#### Data supplied

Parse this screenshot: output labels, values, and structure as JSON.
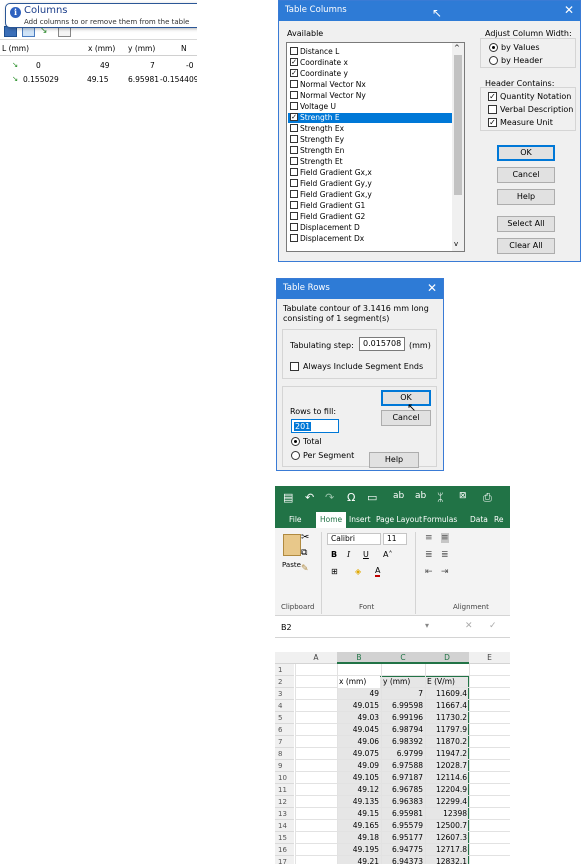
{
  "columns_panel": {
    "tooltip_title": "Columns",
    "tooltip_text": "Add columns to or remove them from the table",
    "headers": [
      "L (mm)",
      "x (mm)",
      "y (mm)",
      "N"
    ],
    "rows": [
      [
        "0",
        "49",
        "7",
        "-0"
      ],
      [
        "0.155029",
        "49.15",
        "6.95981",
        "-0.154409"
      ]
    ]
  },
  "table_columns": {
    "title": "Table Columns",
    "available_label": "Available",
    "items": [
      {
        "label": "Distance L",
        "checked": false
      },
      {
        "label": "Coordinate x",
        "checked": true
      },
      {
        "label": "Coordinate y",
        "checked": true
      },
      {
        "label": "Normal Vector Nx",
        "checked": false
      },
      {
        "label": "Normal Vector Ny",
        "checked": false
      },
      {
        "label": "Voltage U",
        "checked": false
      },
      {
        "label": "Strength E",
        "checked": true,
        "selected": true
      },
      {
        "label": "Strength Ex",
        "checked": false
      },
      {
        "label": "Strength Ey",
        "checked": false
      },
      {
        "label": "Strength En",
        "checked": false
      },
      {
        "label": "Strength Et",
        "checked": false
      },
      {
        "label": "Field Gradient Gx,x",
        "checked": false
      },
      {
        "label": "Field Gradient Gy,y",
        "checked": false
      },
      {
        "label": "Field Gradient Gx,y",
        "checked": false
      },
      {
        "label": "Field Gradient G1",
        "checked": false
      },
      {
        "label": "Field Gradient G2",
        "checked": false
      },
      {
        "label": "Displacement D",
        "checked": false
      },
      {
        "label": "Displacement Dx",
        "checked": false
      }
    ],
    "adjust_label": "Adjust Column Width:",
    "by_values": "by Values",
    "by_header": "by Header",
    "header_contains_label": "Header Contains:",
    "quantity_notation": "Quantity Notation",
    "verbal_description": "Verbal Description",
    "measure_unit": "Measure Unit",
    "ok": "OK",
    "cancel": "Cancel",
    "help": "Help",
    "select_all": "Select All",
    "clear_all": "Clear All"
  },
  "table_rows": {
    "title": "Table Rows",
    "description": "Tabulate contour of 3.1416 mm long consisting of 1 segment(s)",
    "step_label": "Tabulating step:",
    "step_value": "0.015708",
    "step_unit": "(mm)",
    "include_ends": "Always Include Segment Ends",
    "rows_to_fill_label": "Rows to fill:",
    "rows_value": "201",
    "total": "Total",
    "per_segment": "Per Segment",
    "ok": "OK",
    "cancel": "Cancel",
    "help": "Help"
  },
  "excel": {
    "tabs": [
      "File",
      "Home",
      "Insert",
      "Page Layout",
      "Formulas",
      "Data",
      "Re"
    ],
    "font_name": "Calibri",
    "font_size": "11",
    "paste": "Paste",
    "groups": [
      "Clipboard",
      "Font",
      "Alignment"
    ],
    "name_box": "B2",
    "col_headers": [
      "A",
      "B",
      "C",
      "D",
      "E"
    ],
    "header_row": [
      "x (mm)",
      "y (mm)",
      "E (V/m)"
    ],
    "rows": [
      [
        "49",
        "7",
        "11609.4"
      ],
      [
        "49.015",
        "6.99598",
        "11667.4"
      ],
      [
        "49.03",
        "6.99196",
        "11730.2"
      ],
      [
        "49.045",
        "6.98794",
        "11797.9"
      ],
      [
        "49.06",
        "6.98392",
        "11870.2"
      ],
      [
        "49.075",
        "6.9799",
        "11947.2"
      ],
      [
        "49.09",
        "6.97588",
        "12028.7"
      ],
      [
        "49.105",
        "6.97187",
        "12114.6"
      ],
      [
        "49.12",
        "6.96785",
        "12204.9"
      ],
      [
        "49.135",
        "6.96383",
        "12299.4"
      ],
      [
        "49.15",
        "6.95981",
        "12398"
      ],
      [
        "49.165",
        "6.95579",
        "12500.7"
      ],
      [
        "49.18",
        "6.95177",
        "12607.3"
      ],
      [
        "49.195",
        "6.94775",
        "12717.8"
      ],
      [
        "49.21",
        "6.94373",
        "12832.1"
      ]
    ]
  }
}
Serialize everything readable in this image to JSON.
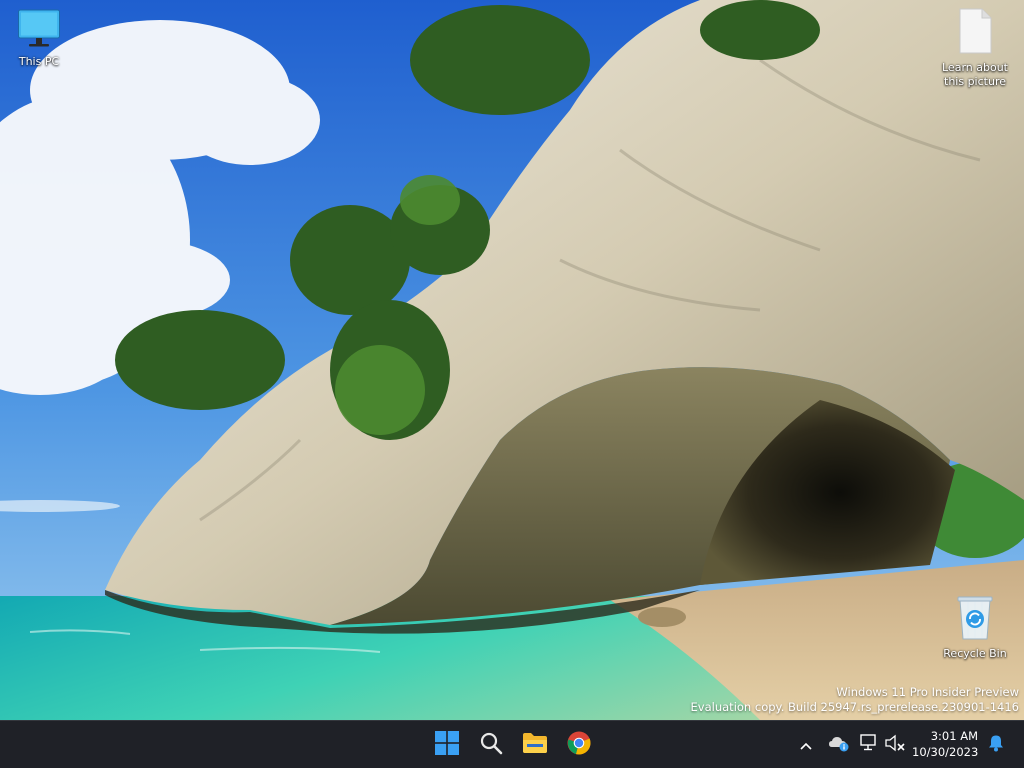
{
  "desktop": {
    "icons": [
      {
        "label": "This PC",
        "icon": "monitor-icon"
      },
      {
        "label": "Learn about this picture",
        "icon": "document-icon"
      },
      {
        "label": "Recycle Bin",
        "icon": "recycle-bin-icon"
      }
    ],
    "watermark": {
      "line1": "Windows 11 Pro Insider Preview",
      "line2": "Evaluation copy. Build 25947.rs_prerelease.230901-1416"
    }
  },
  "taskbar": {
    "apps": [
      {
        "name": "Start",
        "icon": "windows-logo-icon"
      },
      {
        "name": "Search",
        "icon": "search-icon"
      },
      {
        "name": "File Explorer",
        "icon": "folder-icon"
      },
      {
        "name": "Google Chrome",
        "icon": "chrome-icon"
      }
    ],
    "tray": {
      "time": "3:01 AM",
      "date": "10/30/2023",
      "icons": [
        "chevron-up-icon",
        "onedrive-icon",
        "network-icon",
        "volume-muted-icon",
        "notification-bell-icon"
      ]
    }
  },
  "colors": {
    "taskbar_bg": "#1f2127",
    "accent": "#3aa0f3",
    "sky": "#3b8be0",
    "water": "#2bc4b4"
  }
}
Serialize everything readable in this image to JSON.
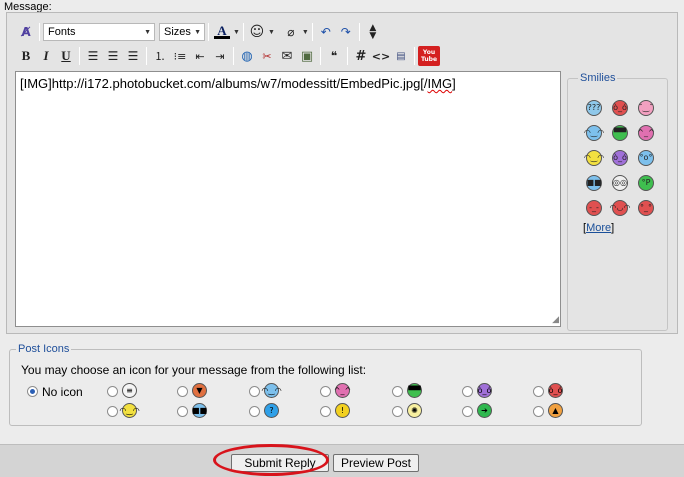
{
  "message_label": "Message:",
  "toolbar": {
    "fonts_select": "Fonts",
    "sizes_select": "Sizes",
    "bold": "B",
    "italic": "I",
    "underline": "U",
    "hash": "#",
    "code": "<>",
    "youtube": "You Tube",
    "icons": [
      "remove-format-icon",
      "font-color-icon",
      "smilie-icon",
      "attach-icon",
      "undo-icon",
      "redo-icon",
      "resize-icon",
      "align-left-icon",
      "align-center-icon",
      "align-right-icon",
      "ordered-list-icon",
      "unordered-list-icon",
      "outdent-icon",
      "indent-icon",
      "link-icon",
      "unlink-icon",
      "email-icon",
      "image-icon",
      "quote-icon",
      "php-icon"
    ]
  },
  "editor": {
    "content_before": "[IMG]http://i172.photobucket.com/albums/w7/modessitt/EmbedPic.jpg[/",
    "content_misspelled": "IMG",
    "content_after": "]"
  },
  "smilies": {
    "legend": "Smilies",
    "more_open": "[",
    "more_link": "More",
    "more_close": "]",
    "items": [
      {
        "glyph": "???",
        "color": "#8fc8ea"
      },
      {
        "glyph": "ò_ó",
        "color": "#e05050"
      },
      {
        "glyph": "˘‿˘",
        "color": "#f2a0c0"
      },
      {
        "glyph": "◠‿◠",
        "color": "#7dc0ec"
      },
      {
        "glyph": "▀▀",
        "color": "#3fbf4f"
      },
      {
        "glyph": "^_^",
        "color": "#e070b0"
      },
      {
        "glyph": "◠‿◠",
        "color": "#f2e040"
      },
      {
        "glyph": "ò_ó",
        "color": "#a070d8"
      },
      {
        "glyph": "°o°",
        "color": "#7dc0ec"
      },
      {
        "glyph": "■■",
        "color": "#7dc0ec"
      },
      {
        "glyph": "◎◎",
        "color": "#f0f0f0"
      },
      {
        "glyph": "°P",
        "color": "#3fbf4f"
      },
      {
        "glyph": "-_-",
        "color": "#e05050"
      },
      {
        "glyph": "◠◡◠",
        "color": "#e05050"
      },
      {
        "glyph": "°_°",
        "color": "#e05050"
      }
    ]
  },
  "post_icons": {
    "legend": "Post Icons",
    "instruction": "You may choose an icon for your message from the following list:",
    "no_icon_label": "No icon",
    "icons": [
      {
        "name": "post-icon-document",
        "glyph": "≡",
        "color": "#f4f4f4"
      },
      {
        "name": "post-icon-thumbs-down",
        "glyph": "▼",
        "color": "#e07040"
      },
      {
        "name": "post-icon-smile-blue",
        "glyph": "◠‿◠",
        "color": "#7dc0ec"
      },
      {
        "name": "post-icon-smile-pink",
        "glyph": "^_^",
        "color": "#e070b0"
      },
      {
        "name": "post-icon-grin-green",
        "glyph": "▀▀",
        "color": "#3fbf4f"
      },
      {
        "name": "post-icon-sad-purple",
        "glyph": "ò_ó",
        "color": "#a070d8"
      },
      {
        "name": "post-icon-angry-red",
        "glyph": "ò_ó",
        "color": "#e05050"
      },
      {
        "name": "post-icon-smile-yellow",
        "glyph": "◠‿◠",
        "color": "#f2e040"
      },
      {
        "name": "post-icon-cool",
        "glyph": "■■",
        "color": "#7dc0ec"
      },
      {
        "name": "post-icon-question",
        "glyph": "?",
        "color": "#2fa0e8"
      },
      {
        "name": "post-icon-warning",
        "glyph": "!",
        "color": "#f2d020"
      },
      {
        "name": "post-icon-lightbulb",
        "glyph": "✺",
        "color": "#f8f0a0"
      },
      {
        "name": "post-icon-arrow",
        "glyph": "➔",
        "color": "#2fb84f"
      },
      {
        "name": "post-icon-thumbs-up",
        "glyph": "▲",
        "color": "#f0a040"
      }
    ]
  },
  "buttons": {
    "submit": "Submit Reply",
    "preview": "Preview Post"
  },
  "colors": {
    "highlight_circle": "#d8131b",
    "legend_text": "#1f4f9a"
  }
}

########

## The request
Which lines above contain "Strength"? Show each of them.

## Answer for this exercise
        "label": "Strength E",
        "label": "Strength Ex",
        "label": "Strength Ey",
        "label": "Strength En",
        "label": "Strength Et",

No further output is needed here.